Pick out every line holding the string "سامانه" and copy it.

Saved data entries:
◇ ◇ ◇ ◇ ◇ ◇ ◇

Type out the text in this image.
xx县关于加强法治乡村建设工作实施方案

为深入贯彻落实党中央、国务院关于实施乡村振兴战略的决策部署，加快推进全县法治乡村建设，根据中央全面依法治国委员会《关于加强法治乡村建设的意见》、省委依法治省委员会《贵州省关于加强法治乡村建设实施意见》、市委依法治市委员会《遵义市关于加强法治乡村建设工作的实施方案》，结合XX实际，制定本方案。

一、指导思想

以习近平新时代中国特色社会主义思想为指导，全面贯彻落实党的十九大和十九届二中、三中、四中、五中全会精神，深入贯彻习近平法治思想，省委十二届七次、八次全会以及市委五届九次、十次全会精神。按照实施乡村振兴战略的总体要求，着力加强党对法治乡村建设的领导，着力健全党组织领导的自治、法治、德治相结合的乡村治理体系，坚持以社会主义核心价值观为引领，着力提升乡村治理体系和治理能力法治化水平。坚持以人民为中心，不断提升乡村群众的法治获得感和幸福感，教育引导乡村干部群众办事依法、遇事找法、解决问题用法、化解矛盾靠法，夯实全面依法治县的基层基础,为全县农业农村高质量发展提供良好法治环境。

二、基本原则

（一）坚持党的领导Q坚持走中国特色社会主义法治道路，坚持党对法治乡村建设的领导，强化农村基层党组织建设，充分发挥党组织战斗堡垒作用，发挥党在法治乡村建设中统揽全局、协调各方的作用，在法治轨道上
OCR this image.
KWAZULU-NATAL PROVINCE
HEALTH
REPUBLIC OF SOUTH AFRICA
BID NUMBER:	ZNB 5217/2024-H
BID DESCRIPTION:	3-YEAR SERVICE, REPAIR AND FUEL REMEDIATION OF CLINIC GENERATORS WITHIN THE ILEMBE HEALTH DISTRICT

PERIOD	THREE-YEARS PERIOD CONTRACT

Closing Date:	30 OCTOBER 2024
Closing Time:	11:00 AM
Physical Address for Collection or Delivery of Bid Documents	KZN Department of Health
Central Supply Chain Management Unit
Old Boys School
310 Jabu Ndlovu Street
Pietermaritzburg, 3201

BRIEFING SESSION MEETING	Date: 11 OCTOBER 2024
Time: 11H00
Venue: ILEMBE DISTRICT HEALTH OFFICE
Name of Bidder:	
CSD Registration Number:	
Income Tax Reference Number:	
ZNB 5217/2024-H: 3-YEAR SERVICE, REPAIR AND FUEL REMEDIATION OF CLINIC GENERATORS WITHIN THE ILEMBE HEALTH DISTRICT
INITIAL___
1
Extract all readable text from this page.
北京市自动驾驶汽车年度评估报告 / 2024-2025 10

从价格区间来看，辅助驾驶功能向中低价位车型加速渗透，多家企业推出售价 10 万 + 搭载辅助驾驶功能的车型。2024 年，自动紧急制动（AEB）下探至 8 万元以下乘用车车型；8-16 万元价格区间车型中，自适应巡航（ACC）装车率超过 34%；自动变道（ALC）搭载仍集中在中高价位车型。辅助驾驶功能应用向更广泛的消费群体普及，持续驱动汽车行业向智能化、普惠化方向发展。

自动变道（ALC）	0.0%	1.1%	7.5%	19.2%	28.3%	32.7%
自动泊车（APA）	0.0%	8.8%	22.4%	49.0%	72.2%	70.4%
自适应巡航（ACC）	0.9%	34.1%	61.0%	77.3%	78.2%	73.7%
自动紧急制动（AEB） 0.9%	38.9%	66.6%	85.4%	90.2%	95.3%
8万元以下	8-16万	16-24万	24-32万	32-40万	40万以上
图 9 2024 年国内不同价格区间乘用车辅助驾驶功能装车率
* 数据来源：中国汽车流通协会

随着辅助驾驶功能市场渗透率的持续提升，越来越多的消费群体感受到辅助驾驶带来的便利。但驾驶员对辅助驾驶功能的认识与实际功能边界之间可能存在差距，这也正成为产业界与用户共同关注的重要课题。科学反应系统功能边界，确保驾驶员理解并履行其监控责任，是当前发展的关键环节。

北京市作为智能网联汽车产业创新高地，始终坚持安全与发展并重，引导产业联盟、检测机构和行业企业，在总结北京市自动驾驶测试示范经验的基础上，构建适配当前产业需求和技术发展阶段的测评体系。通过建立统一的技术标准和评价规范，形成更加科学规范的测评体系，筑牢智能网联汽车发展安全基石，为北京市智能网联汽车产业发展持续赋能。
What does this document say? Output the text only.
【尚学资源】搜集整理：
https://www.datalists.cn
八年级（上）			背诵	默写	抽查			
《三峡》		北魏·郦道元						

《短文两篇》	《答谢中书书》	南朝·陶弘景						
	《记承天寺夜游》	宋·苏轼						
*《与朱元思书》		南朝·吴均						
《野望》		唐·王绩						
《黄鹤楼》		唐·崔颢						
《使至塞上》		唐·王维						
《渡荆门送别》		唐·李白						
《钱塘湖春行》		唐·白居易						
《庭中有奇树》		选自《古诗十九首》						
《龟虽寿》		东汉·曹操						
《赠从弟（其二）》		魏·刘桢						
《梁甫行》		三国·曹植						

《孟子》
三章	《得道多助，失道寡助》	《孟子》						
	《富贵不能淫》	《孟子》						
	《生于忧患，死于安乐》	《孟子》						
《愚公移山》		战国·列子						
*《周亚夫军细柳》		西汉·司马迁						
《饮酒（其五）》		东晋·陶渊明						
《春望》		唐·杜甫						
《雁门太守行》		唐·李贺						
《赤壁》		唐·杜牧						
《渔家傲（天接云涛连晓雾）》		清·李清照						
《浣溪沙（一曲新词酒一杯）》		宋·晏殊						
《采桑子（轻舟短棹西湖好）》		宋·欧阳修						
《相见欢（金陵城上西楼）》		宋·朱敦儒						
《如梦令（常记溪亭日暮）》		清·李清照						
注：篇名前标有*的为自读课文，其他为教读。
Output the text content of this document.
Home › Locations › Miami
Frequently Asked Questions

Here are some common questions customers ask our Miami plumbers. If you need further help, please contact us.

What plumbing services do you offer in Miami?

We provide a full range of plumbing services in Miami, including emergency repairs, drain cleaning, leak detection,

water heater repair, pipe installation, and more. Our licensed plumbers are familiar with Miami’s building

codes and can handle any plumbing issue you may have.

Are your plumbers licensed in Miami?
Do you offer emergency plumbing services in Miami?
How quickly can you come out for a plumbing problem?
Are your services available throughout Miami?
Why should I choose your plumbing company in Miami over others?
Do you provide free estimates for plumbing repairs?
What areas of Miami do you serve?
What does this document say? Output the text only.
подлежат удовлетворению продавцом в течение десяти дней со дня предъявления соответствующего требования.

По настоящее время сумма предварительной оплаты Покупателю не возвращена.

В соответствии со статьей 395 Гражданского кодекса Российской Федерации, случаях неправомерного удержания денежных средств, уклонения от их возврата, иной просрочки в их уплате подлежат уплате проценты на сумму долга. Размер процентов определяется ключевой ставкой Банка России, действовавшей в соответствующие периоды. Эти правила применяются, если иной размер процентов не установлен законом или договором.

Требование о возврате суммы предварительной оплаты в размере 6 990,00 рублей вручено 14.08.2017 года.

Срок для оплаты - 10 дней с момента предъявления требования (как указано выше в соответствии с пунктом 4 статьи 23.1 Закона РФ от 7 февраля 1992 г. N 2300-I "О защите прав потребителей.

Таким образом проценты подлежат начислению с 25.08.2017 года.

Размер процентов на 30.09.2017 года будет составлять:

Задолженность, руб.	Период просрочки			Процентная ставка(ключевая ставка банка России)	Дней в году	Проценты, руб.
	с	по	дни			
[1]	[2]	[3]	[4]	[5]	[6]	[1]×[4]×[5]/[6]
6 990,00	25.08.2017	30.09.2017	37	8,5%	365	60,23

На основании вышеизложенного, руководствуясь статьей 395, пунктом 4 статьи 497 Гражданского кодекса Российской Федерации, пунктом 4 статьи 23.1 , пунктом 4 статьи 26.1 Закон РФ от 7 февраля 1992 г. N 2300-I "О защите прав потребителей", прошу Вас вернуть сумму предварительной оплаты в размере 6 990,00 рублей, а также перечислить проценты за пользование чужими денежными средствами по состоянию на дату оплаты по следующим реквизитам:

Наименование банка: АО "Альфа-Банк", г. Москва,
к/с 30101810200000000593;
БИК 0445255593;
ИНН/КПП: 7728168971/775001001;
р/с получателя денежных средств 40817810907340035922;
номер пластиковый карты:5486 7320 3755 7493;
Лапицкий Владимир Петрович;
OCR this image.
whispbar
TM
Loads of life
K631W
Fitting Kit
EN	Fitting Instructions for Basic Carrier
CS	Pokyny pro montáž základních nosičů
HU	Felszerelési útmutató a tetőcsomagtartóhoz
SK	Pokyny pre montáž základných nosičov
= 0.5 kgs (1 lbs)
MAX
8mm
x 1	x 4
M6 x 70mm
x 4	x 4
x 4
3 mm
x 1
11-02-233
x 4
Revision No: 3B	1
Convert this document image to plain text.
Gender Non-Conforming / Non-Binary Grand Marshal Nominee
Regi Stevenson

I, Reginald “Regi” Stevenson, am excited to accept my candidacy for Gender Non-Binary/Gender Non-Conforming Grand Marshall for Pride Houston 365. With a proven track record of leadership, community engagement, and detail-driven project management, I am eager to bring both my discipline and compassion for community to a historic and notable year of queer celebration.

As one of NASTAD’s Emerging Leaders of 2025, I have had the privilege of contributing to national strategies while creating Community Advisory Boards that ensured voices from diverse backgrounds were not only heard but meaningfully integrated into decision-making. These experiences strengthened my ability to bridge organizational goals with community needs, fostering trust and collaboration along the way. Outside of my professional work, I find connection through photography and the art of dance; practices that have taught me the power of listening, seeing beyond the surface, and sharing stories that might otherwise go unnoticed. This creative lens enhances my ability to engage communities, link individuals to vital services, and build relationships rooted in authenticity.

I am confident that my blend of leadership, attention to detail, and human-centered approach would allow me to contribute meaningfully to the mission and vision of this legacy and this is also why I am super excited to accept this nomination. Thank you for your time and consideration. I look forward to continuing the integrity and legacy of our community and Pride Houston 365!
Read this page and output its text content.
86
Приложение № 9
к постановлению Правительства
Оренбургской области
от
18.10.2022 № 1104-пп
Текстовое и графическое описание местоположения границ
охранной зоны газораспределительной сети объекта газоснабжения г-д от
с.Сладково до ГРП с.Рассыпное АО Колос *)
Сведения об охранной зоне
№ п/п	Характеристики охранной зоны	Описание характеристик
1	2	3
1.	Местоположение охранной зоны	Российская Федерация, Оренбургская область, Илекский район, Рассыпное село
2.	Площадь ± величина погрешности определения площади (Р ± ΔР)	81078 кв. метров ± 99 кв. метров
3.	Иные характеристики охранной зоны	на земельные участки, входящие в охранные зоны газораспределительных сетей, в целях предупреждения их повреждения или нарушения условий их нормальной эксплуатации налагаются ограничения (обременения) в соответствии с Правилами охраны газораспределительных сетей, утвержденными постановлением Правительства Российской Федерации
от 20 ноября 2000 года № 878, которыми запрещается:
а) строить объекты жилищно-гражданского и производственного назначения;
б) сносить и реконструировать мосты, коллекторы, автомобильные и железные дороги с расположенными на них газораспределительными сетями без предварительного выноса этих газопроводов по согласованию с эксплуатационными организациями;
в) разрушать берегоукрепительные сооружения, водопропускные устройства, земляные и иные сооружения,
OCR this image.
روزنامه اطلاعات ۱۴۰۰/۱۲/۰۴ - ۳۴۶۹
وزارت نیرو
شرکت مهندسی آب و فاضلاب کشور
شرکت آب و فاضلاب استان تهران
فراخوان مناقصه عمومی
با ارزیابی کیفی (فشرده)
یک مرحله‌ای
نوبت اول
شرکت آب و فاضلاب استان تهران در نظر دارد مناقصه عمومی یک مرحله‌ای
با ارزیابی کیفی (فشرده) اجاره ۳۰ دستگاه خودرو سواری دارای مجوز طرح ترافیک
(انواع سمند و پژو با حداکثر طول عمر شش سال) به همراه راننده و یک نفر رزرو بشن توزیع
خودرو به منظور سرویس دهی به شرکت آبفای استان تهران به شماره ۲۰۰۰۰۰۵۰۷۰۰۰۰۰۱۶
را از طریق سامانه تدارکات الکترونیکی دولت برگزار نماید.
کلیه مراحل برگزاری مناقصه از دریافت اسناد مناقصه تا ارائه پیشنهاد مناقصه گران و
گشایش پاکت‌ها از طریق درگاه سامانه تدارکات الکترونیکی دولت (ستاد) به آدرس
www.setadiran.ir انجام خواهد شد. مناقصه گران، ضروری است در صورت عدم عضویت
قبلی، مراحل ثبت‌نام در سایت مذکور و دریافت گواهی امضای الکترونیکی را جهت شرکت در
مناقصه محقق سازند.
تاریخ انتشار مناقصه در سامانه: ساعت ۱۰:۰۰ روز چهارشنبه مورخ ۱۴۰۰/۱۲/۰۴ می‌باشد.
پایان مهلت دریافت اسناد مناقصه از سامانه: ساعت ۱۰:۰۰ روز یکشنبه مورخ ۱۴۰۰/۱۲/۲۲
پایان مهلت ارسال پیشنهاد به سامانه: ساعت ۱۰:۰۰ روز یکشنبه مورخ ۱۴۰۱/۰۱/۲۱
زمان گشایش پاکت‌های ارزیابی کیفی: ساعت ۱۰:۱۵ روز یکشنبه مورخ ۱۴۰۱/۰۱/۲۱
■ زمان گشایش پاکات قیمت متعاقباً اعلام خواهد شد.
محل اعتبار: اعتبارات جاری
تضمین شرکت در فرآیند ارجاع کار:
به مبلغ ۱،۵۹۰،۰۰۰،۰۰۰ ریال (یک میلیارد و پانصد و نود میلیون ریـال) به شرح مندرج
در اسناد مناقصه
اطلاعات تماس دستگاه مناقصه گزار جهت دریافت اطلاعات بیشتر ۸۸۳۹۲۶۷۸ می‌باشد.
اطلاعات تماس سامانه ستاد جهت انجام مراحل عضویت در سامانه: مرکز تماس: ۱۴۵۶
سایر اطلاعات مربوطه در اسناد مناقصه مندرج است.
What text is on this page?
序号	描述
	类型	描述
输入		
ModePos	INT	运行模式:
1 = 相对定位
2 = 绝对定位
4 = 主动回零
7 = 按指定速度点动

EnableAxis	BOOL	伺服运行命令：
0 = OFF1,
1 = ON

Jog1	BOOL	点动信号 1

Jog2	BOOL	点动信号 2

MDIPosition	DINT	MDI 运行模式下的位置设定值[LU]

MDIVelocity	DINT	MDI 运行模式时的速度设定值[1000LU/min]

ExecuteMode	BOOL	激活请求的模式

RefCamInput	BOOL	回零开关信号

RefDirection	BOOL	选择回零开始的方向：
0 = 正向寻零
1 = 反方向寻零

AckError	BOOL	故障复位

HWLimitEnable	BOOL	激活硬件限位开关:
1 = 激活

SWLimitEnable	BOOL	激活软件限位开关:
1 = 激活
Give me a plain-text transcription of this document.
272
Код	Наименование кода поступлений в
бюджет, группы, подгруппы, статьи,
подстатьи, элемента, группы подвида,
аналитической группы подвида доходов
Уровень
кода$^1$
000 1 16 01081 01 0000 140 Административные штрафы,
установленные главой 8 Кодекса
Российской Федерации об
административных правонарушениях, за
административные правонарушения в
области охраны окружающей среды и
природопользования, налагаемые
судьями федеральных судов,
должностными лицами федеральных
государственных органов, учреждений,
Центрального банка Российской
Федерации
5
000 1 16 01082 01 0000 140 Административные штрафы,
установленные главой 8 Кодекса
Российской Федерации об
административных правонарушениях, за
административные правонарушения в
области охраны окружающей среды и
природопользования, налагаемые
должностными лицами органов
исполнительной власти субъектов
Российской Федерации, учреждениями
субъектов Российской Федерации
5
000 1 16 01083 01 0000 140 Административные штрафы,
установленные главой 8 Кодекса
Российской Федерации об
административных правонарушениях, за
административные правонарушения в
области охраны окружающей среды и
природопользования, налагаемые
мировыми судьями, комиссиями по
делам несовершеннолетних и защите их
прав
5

◇ ◇ ◇ ◇ ◇ ◇ ◇

**Exercise answer:**
را از طریق سامانه تدارکات الکترونیکی دولت برگزار نماید.
گشایش پاکت‌ها از طریق درگاه سامانه تدارکات الکترونیکی دولت (ستاد) به آدرس
تاریخ انتشار مناقصه در سامانه: ساعت ۱۰:۰۰ روز چهارشنبه مورخ ۱۴۰۰/۱۲/۰۴ می‌باشد.
پایان مهلت دریافت اسناد مناقصه از سامانه: ساعت ۱۰:۰۰ روز یکشنبه مورخ ۱۴۰۰/۱۲/۲۲
پایان مهلت ارسال پیشنهاد به سامانه: ساعت ۱۰:۰۰ روز یکشنبه مورخ ۱۴۰۱/۰۱/۲۱
اطلاعات تماس سامانه ستاد جهت انجام مراحل عضویت در سامانه: مرکز تماس: ۱۴۵۶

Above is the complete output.